What to produce - In the listing below, find the line containing "Read all visible content and emit it as JSON.". Write out that line and every line after it to the end, exactly and only those.

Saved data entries
— Start —

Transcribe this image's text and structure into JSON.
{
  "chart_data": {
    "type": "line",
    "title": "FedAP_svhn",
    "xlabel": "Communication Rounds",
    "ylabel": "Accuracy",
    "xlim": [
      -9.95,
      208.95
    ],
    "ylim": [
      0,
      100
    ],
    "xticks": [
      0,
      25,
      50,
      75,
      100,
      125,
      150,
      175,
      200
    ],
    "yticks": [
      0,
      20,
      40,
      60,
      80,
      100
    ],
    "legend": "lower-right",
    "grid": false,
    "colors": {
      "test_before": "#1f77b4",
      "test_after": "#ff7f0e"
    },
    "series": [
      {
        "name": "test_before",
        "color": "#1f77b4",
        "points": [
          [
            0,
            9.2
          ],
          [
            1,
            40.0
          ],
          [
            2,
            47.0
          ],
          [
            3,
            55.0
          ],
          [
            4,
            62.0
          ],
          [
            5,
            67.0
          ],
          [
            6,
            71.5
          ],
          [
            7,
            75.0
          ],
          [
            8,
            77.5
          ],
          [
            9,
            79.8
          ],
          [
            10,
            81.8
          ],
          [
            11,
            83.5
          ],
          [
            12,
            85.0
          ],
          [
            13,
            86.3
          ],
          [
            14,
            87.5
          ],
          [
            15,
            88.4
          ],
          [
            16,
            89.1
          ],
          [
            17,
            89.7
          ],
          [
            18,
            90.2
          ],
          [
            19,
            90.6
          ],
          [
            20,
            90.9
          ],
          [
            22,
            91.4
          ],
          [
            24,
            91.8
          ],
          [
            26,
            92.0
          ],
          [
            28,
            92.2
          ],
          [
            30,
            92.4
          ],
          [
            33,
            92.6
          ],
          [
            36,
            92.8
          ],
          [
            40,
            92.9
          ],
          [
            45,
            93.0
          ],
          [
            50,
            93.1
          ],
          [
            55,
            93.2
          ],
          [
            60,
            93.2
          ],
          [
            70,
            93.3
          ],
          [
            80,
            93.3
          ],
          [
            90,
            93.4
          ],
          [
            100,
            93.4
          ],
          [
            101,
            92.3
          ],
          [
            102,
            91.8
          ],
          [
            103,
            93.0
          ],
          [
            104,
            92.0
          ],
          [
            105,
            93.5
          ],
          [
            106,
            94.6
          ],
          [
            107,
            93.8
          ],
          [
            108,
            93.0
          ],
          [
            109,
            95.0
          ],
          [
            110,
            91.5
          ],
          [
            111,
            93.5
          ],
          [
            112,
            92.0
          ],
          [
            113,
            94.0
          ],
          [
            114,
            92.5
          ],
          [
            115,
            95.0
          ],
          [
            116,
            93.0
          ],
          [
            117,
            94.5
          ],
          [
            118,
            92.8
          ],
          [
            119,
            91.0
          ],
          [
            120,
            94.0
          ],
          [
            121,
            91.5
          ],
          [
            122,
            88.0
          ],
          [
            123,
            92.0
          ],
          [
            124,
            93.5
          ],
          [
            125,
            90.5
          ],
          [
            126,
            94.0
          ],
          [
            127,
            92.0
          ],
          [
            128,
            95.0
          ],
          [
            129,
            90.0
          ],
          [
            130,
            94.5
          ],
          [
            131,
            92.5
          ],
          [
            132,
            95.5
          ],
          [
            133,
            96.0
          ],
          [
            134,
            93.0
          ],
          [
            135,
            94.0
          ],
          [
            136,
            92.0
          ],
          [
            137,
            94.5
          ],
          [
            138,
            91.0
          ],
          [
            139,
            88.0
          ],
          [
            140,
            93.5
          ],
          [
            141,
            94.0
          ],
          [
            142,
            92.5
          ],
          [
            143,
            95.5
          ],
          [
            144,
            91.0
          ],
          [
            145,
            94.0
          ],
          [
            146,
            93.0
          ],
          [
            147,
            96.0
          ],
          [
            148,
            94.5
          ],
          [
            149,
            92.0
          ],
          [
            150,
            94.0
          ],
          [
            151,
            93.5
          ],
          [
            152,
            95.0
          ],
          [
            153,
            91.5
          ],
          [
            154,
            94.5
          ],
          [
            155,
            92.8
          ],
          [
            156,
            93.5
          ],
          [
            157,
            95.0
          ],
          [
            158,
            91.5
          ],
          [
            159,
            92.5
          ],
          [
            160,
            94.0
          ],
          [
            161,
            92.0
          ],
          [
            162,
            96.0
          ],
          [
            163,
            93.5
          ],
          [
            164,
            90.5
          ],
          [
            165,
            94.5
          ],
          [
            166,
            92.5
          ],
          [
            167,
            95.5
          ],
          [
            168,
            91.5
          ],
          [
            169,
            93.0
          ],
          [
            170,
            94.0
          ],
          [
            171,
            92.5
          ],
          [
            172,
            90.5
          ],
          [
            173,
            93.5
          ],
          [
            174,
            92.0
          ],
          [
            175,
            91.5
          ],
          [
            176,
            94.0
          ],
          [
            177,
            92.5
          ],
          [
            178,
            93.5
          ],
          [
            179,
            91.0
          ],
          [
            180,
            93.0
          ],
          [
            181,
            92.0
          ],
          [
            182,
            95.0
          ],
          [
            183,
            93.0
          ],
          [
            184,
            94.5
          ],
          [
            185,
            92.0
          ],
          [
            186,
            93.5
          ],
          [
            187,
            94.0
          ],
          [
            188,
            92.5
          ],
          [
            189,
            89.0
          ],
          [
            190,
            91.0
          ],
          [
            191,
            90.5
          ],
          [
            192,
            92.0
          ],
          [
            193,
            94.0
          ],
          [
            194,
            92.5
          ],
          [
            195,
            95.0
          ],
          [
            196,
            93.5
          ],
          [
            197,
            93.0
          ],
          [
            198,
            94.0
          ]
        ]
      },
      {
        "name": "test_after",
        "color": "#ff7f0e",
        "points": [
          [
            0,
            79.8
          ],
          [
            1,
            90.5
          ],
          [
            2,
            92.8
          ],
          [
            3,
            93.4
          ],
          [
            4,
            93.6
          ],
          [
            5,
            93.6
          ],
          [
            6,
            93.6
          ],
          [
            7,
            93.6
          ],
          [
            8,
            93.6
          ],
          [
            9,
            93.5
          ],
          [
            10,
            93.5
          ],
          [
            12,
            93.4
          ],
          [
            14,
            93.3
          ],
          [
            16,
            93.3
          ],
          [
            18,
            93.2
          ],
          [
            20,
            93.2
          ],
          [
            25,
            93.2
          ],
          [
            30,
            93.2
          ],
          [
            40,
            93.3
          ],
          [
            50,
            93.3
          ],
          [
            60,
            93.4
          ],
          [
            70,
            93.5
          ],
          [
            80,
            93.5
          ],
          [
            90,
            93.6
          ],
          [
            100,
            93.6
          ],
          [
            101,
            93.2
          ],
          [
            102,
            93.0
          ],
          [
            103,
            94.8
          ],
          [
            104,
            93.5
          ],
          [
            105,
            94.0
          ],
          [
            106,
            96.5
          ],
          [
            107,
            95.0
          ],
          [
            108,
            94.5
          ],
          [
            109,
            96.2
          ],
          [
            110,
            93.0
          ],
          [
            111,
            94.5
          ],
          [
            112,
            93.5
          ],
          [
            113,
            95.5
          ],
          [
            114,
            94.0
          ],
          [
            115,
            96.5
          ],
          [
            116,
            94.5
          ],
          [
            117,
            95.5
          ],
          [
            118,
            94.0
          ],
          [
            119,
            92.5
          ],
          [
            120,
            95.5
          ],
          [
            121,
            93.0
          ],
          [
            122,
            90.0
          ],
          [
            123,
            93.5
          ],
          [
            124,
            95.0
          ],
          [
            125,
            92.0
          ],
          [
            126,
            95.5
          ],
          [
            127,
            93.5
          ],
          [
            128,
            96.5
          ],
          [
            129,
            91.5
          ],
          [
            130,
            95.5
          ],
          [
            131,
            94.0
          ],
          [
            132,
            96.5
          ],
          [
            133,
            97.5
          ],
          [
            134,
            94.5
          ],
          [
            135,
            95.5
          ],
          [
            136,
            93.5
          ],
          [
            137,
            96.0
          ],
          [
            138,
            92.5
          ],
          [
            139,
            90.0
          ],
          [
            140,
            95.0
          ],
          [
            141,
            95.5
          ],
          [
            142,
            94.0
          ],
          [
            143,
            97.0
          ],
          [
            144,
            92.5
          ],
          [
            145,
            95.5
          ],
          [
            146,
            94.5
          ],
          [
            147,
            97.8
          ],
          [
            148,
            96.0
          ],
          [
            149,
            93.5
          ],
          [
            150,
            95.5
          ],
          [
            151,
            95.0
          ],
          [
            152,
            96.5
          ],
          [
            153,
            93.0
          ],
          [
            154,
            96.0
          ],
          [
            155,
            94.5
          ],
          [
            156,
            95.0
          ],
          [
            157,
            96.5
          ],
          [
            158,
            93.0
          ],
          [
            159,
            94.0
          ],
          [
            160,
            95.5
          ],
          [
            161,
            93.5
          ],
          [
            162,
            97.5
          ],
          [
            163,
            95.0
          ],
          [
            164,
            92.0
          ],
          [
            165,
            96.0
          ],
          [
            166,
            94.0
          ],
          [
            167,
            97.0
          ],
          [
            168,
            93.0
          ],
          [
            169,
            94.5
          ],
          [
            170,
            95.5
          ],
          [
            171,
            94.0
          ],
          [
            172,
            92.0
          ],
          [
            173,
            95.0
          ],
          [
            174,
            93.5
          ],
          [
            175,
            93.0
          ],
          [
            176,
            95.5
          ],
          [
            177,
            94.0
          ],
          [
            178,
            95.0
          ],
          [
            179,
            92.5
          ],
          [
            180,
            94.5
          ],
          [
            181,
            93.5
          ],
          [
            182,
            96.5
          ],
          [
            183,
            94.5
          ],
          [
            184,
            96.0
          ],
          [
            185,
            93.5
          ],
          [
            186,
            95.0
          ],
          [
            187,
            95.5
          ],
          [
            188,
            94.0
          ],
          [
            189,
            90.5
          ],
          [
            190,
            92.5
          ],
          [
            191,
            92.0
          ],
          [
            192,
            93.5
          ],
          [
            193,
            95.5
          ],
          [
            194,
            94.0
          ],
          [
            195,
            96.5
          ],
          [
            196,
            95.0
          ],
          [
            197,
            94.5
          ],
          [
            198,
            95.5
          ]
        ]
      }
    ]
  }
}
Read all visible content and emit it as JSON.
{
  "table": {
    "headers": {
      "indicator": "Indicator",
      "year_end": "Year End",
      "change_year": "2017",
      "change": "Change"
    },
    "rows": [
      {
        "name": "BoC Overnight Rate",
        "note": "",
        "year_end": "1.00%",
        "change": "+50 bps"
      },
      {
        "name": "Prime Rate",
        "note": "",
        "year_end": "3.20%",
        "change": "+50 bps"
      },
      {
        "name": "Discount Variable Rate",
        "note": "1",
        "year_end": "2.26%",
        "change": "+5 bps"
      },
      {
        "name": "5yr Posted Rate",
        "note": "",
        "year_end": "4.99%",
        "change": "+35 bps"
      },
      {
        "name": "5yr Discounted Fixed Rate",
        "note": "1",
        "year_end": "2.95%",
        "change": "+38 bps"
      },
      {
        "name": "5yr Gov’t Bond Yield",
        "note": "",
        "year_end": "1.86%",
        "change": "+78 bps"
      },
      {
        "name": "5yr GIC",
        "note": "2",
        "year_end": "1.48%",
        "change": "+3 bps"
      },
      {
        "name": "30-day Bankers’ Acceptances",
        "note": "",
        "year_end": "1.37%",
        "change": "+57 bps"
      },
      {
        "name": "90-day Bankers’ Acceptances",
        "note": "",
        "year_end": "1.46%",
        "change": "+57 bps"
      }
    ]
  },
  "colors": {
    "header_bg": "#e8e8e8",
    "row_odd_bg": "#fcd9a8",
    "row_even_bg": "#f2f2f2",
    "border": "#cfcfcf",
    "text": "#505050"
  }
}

— End —

Reply to the task -
Read all visible content and emit it as JSON.
{
  "table": {
    "headers": {
      "indicator": "Indicator",
      "year_end": "Year End",
      "change_year": "2017",
      "change": "Change"
    },
    "rows": [
      {
        "name": "BoC Overnight Rate",
        "note": "",
        "year_end": "1.00%",
        "change": "+50 bps"
      },
      {
        "name": "Prime Rate",
        "note": "",
        "year_end": "3.20%",
        "change": "+50 bps"
      },
      {
        "name": "Discount Variable Rate",
        "note": "1",
        "year_end": "2.26%",
        "change": "+5 bps"
      },
      {
        "name": "5yr Posted Rate",
        "note": "",
        "year_end": "4.99%",
        "change": "+35 bps"
      },
      {
        "name": "5yr Discounted Fixed Rate",
        "note": "1",
        "year_end": "2.95%",
        "change": "+38 bps"
      },
      {
        "name": "5yr Gov’t Bond Yield",
        "note": "",
        "year_end": "1.86%",
        "change": "+78 bps"
      },
      {
        "name": "5yr GIC",
        "note": "2",
        "year_end": "1.48%",
        "change": "+3 bps"
      },
      {
        "name": "30-day Bankers’ Acceptances",
        "note": "",
        "year_end": "1.37%",
        "change": "+57 bps"
      },
      {
        "name": "90-day Bankers’ Acceptances",
        "note": "",
        "year_end": "1.46%",
        "change": "+57 bps"
      }
    ]
  },
  "colors": {
    "header_bg": "#e8e8e8",
    "row_odd_bg": "#fcd9a8",
    "row_even_bg": "#f2f2f2",
    "border": "#cfcfcf",
    "text": "#505050"
  }
}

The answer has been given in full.